§ WHAT TO DO: Can you return, unchanged, every line from the start of the entries through the line containing "watermelon-icon [362, 400, 422, 446]", including both of those lines?

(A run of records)

┌──

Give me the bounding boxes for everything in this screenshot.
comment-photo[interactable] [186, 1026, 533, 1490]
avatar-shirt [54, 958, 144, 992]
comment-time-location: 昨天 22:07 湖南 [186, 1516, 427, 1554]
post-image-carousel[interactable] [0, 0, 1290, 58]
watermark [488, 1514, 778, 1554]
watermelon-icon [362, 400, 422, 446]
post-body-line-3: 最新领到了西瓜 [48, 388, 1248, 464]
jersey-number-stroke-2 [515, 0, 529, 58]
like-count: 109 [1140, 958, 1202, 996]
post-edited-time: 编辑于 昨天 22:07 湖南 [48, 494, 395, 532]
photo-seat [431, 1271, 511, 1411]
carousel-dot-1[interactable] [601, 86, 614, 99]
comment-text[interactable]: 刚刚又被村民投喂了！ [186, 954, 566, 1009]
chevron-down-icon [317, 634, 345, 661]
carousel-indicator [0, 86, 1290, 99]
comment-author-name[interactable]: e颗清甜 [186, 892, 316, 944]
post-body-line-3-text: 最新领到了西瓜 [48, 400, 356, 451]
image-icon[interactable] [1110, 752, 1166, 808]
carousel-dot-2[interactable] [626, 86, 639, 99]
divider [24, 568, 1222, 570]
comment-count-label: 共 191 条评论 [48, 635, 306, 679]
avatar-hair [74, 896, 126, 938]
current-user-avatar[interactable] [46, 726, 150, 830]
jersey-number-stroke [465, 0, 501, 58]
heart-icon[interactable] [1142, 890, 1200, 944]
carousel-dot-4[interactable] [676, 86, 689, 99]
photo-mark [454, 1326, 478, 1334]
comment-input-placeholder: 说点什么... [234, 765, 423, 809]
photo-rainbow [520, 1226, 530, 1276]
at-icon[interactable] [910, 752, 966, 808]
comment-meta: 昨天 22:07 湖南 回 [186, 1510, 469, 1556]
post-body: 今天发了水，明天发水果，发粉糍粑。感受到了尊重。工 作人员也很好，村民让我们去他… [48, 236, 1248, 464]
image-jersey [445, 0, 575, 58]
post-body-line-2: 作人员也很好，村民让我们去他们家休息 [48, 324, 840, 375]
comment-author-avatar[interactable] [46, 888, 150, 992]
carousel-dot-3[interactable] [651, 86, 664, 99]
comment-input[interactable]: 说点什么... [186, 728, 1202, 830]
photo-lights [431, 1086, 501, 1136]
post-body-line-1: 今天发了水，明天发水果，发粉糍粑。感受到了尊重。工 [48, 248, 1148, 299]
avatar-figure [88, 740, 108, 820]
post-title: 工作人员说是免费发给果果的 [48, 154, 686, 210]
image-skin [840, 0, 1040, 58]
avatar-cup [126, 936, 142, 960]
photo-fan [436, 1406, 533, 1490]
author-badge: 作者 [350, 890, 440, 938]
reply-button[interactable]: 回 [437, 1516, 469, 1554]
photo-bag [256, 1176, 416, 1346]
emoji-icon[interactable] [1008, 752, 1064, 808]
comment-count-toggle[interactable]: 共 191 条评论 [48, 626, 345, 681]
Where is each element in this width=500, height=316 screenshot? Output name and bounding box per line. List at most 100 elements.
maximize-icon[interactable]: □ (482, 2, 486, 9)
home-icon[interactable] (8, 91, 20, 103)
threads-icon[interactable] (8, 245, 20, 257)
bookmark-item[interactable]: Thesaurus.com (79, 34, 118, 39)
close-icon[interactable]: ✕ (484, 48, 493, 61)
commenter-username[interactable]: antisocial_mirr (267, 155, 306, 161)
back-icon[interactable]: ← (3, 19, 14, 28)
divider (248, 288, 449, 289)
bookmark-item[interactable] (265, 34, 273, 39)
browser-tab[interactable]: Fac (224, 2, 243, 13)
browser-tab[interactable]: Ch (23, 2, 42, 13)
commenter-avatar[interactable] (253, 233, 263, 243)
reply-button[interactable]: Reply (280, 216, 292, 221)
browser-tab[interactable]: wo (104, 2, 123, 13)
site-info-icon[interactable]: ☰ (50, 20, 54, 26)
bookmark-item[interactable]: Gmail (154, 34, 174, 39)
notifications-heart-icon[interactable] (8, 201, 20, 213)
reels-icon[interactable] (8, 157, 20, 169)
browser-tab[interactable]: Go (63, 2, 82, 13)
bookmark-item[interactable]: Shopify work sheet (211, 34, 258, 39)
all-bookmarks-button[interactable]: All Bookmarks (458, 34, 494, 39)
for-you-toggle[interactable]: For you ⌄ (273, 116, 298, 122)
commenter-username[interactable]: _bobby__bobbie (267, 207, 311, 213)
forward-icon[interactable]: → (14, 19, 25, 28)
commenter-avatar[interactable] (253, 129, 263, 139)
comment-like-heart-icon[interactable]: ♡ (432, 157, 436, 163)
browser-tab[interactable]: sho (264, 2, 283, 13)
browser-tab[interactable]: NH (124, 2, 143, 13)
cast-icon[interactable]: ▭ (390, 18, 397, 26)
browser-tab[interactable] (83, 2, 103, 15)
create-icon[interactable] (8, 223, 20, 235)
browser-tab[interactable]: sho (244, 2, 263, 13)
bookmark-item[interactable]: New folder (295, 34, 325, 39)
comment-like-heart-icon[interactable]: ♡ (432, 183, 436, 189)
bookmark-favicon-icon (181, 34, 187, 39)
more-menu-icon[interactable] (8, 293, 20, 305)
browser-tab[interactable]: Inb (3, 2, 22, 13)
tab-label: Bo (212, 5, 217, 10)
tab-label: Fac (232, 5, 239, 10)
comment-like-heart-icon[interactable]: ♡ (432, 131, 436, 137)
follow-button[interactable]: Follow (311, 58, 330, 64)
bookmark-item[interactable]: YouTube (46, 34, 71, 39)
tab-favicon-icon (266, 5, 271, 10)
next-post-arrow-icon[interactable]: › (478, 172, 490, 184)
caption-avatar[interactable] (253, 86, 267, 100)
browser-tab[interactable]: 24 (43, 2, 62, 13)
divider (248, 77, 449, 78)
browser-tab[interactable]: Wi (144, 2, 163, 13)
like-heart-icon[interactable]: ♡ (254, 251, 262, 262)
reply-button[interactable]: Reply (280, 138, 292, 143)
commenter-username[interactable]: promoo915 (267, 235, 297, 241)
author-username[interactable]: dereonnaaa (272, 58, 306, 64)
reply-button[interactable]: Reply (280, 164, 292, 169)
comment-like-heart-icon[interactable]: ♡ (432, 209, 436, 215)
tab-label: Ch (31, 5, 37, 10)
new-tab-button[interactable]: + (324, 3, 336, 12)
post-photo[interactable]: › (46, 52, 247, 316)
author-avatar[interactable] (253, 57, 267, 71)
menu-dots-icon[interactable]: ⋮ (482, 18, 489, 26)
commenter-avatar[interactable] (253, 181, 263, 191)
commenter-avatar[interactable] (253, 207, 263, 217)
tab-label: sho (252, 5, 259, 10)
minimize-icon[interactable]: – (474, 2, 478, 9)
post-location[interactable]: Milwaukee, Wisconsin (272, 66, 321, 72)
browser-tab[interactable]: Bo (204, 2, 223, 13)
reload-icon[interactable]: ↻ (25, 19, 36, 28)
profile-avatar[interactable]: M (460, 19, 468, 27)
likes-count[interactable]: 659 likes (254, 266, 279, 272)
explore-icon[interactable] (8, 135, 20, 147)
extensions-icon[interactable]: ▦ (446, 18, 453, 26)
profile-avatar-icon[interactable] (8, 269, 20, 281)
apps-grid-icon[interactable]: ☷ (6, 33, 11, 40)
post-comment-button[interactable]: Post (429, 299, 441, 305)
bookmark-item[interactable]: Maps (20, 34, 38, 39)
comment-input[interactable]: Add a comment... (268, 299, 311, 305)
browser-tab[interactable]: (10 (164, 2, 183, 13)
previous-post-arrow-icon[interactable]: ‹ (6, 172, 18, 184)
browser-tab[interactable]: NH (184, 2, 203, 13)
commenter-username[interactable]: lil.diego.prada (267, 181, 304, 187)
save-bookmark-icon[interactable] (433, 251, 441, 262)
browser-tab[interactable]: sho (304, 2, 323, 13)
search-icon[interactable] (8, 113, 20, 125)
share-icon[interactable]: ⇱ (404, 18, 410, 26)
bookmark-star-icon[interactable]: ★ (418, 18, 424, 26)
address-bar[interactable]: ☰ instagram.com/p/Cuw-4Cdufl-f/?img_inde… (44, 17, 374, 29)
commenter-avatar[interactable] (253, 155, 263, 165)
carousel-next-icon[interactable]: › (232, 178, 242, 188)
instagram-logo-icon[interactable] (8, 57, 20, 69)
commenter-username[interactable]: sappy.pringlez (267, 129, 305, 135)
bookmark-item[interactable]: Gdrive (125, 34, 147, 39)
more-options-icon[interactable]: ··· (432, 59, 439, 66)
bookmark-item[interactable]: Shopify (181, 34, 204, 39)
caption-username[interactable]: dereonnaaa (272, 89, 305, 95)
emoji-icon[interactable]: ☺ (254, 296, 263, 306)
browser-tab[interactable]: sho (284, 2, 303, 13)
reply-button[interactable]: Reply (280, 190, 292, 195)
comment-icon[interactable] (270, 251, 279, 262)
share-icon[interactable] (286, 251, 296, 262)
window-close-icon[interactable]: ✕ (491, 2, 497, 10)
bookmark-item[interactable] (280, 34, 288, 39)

└──

§ SOLUTION BELOW:
Give me the bounding boxes for everything in this screenshot.
comment-photo[interactable] [186, 1026, 533, 1490]
avatar-shirt [54, 958, 144, 992]
comment-time-location: 昨天 22:07 湖南 [186, 1516, 427, 1554]
post-image-carousel[interactable] [0, 0, 1290, 58]
watermark [488, 1514, 778, 1554]
watermelon-icon [362, 400, 422, 446]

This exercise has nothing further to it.